#### What you will do
Find each line holding "JSON" and copy it out.

(Dataset items)
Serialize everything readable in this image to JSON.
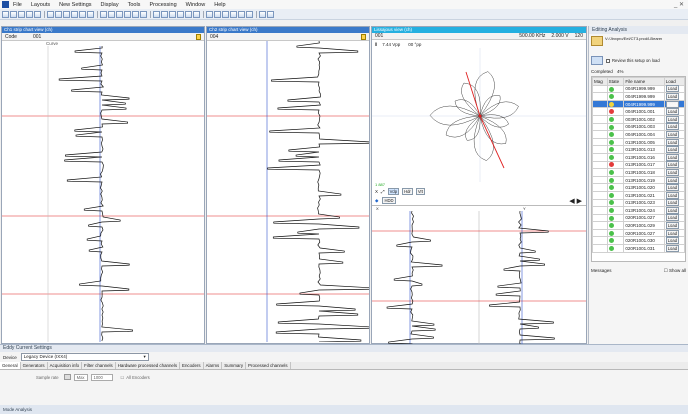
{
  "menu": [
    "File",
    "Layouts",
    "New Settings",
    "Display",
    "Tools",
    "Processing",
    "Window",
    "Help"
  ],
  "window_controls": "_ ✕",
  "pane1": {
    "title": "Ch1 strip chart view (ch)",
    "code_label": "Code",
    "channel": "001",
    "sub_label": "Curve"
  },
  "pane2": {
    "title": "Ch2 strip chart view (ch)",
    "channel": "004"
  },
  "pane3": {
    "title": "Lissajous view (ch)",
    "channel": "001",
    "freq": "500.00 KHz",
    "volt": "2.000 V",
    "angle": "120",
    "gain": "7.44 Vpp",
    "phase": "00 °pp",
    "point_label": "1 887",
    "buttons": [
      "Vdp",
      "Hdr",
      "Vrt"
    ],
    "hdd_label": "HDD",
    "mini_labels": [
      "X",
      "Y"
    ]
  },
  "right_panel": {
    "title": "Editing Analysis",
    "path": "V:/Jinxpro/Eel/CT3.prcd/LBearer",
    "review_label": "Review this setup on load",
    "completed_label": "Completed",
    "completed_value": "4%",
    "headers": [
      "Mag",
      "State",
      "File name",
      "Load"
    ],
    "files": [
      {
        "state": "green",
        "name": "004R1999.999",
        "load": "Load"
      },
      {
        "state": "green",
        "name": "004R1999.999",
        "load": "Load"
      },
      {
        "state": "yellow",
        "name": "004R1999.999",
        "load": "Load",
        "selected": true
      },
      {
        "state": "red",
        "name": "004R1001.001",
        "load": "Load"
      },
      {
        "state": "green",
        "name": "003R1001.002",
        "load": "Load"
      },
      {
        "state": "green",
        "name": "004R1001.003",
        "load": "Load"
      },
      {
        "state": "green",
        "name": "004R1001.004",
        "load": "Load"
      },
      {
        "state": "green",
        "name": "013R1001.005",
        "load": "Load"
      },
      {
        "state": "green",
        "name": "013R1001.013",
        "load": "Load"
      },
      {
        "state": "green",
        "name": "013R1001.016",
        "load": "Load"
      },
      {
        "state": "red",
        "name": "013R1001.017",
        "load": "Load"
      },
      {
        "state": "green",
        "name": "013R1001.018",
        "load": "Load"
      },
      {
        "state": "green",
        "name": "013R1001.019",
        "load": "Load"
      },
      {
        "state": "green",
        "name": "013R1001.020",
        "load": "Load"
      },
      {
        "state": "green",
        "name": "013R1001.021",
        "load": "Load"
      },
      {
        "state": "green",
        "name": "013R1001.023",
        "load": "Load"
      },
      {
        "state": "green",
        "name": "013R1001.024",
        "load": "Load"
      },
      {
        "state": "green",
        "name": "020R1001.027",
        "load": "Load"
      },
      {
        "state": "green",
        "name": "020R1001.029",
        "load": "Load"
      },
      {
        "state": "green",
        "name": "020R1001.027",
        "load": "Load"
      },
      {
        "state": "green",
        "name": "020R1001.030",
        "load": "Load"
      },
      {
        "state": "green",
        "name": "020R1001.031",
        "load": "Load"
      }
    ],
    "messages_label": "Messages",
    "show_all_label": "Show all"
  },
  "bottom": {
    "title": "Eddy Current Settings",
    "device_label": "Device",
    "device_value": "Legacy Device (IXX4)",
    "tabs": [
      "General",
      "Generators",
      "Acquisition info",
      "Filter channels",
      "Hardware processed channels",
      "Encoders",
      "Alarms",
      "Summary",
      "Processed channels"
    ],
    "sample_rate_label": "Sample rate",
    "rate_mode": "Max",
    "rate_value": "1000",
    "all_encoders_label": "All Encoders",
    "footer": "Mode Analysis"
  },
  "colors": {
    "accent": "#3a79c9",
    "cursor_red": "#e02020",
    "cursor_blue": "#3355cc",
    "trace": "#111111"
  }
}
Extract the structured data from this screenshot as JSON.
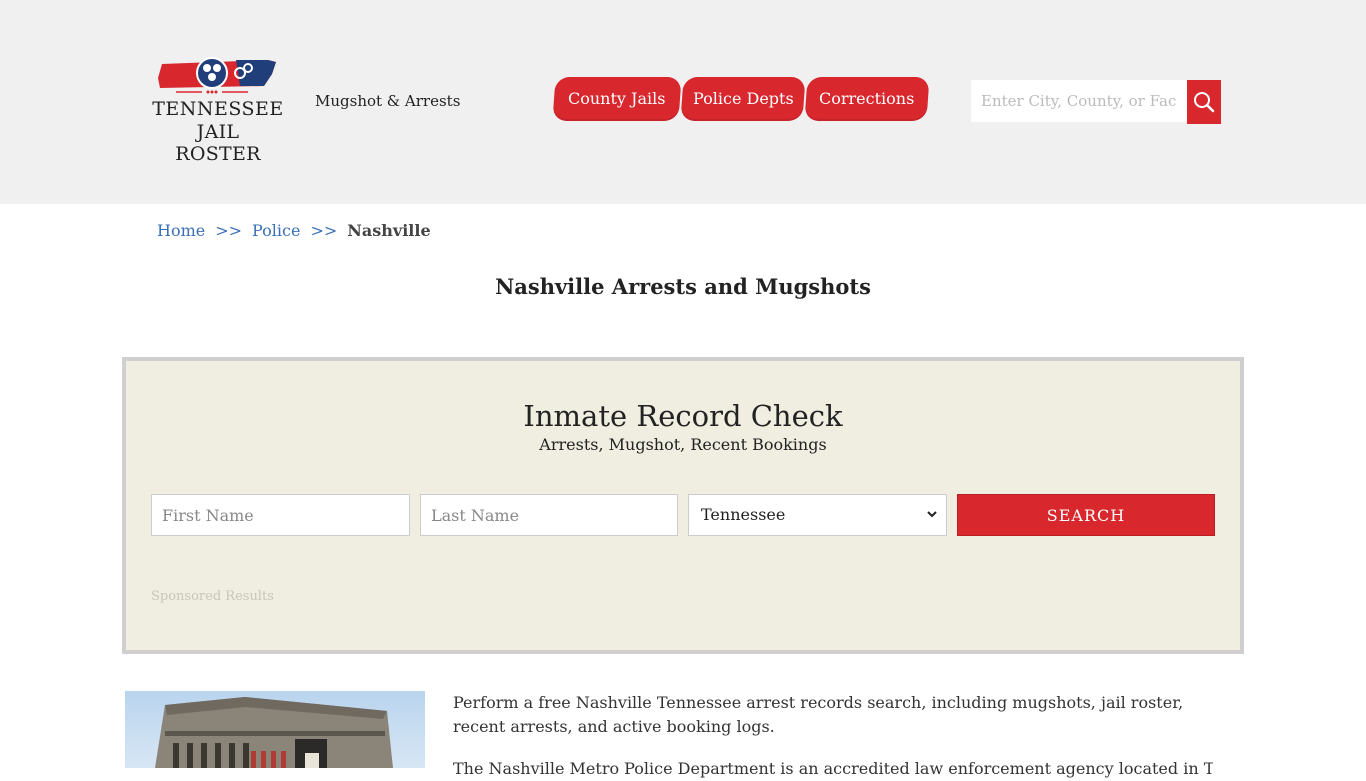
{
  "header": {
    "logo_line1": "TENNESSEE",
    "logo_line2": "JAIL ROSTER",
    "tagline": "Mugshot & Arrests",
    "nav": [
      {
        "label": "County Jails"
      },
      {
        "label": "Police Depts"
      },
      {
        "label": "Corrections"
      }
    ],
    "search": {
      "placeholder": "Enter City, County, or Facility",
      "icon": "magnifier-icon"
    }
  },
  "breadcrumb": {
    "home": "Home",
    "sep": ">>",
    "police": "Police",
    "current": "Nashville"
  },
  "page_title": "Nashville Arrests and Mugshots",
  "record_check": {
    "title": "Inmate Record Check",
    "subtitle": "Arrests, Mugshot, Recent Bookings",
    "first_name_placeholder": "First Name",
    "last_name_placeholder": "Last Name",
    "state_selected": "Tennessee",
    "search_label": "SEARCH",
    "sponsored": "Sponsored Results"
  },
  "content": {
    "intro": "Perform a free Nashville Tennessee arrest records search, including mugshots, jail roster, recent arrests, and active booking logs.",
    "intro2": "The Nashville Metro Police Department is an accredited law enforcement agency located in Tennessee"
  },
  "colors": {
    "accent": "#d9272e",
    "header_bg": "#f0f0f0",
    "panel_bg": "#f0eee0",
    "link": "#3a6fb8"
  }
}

#### Result below
Serialize everything readable in this image to JSON.
Extract the structured data from this screenshot as JSON.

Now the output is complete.